### Description of the task
Write out the entries again exactly as they are given.

(begin)

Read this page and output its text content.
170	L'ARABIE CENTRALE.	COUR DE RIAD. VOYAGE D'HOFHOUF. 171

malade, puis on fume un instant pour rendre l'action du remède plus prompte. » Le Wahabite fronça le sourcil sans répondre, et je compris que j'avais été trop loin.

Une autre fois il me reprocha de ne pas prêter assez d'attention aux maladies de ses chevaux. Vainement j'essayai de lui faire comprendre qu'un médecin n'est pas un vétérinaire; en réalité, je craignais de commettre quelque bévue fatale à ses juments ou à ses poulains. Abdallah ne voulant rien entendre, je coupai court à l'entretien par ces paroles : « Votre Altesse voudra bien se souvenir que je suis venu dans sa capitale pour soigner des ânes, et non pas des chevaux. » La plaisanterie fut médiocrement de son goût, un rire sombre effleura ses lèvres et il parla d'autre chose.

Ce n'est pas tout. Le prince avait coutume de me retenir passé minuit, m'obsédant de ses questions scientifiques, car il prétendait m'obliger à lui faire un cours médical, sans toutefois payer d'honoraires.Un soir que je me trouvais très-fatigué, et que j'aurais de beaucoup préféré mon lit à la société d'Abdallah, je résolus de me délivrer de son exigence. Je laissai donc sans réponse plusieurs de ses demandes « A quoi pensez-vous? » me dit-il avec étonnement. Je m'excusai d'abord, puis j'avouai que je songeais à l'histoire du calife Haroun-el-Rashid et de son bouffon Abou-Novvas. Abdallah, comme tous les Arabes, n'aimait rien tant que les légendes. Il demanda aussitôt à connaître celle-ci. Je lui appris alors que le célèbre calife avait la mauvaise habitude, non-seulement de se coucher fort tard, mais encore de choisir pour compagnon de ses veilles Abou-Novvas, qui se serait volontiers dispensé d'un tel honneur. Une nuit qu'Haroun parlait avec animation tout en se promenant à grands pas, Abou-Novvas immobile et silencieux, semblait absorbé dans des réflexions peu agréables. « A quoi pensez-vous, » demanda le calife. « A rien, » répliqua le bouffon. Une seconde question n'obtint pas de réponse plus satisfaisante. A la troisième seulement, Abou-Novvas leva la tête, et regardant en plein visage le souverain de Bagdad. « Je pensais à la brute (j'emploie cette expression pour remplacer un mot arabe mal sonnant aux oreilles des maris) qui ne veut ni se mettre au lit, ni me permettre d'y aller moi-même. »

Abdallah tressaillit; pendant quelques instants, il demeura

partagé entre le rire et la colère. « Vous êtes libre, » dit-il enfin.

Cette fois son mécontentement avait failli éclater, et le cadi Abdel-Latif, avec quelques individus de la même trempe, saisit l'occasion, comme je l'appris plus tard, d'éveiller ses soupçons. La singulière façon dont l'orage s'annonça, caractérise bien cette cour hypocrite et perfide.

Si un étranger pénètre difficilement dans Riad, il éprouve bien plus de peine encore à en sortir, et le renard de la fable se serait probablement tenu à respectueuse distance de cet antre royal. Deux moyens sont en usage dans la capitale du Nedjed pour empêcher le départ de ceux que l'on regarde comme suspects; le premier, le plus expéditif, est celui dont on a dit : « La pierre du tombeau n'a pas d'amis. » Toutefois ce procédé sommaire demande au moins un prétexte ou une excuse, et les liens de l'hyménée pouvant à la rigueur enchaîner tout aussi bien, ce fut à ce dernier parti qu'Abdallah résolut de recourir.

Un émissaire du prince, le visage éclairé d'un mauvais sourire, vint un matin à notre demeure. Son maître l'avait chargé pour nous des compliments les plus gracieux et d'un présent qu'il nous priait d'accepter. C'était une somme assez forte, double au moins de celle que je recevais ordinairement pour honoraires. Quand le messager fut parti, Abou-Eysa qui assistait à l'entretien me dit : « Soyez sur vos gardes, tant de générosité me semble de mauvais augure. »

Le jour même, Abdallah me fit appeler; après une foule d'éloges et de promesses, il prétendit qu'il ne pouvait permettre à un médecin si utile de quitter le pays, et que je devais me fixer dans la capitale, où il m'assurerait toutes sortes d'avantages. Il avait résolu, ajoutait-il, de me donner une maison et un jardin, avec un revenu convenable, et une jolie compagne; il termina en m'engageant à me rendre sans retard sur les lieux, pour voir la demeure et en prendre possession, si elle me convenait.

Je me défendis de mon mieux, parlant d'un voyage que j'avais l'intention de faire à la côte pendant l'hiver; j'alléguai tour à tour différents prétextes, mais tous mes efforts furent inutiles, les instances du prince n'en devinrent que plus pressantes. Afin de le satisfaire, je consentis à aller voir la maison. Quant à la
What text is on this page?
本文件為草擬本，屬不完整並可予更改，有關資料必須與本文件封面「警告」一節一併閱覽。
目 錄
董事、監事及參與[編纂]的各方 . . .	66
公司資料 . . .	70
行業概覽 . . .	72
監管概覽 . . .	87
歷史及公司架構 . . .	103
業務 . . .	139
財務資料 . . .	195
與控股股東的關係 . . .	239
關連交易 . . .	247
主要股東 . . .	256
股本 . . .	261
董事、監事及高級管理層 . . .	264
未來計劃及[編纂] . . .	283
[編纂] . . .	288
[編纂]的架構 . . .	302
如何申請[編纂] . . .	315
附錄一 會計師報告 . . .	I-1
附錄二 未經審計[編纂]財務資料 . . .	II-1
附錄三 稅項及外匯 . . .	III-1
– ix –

(end)

### Final result
Read this page and output its text content.
170	L'ARABIE CENTRALE.	COUR DE RIAD. VOYAGE D'HOFHOUF. 171

malade, puis on fume un instant pour rendre l'action du remède plus prompte. » Le Wahabite fronça le sourcil sans répondre, et je compris que j'avais été trop loin.

Une autre fois il me reprocha de ne pas prêter assez d'attention aux maladies de ses chevaux. Vainement j'essayai de lui faire comprendre qu'un médecin n'est pas un vétérinaire; en réalité, je craignais de commettre quelque bévue fatale à ses juments ou à ses poulains. Abdallah ne voulant rien entendre, je coupai court à l'entretien par ces paroles : « Votre Altesse voudra bien se souvenir que je suis venu dans sa capitale pour soigner des ânes, et non pas des chevaux. » La plaisanterie fut médiocrement de son goût, un rire sombre effleura ses lèvres et il parla d'autre chose.

Ce n'est pas tout. Le prince avait coutume de me retenir passé minuit, m'obsédant de ses questions scientifiques, car il prétendait m'obliger à lui faire un cours médical, sans toutefois payer d'honoraires.Un soir que je me trouvais très-fatigué, et que j'aurais de beaucoup préféré mon lit à la société d'Abdallah, je résolus de me délivrer de son exigence. Je laissai donc sans réponse plusieurs de ses demandes « A quoi pensez-vous? » me dit-il avec étonnement. Je m'excusai d'abord, puis j'avouai que je songeais à l'histoire du calife Haroun-el-Rashid et de son bouffon Abou-Novvas. Abdallah, comme tous les Arabes, n'aimait rien tant que les légendes. Il demanda aussitôt à connaître celle-ci. Je lui appris alors que le célèbre calife avait la mauvaise habitude, non-seulement de se coucher fort tard, mais encore de choisir pour compagnon de ses veilles Abou-Novvas, qui se serait volontiers dispensé d'un tel honneur. Une nuit qu'Haroun parlait avec animation tout en se promenant à grands pas, Abou-Novvas immobile et silencieux, semblait absorbé dans des réflexions peu agréables. « A quoi pensez-vous, » demanda le calife. « A rien, » répliqua le bouffon. Une seconde question n'obtint pas de réponse plus satisfaisante. A la troisième seulement, Abou-Novvas leva la tête, et regardant en plein visage le souverain de Bagdad. « Je pensais à la brute (j'emploie cette expression pour remplacer un mot arabe mal sonnant aux oreilles des maris) qui ne veut ni se mettre au lit, ni me permettre d'y aller moi-même. »

Abdallah tressaillit; pendant quelques instants, il demeura

partagé entre le rire et la colère. « Vous êtes libre, » dit-il enfin.

Cette fois son mécontentement avait failli éclater, et le cadi Abdel-Latif, avec quelques individus de la même trempe, saisit l'occasion, comme je l'appris plus tard, d'éveiller ses soupçons. La singulière façon dont l'orage s'annonça, caractérise bien cette cour hypocrite et perfide.

Si un étranger pénètre difficilement dans Riad, il éprouve bien plus de peine encore à en sortir, et le renard de la fable se serait probablement tenu à respectueuse distance de cet antre royal. Deux moyens sont en usage dans la capitale du Nedjed pour empêcher le départ de ceux que l'on regarde comme suspects; le premier, le plus expéditif, est celui dont on a dit : « La pierre du tombeau n'a pas d'amis. » Toutefois ce procédé sommaire demande au moins un prétexte ou une excuse, et les liens de l'hyménée pouvant à la rigueur enchaîner tout aussi bien, ce fut à ce dernier parti qu'Abdallah résolut de recourir.

Un émissaire du prince, le visage éclairé d'un mauvais sourire, vint un matin à notre demeure. Son maître l'avait chargé pour nous des compliments les plus gracieux et d'un présent qu'il nous priait d'accepter. C'était une somme assez forte, double au moins de celle que je recevais ordinairement pour honoraires. Quand le messager fut parti, Abou-Eysa qui assistait à l'entretien me dit : « Soyez sur vos gardes, tant de générosité me semble de mauvais augure. »

Le jour même, Abdallah me fit appeler; après une foule d'éloges et de promesses, il prétendit qu'il ne pouvait permettre à un médecin si utile de quitter le pays, et que je devais me fixer dans la capitale, où il m'assurerait toutes sortes d'avantages. Il avait résolu, ajoutait-il, de me donner une maison et un jardin, avec un revenu convenable, et une jolie compagne; il termina en m'engageant à me rendre sans retard sur les lieux, pour voir la demeure et en prendre possession, si elle me convenait.

Je me défendis de mon mieux, parlant d'un voyage que j'avais l'intention de faire à la côte pendant l'hiver; j'alléguai tour à tour différents prétextes, mais tous mes efforts furent inutiles, les instances du prince n'en devinrent que plus pressantes. Afin de le satisfaire, je consentis à aller voir la maison. Quant à la
What text is on this page?
本文件為草擬本，屬不完整並可予更改，有關資料必須與本文件封面「警告」一節一併閱覽。
目 錄
董事、監事及參與[編纂]的各方 . . .	66
公司資料 . . .	70
行業概覽 . . .	72
監管概覽 . . .	87
歷史及公司架構 . . .	103
業務 . . .	139
財務資料 . . .	195
與控股股東的關係 . . .	239
關連交易 . . .	247
主要股東 . . .	256
股本 . . .	261
董事、監事及高級管理層 . . .	264
未來計劃及[編纂] . . .	283
[編纂] . . .	288
[編纂]的架構 . . .	302
如何申請[編纂] . . .	315
附錄一 會計師報告 . . .	I-1
附錄二 未經審計[編纂]財務資料 . . .	II-1
附錄三 稅項及外匯 . . .	III-1
– ix –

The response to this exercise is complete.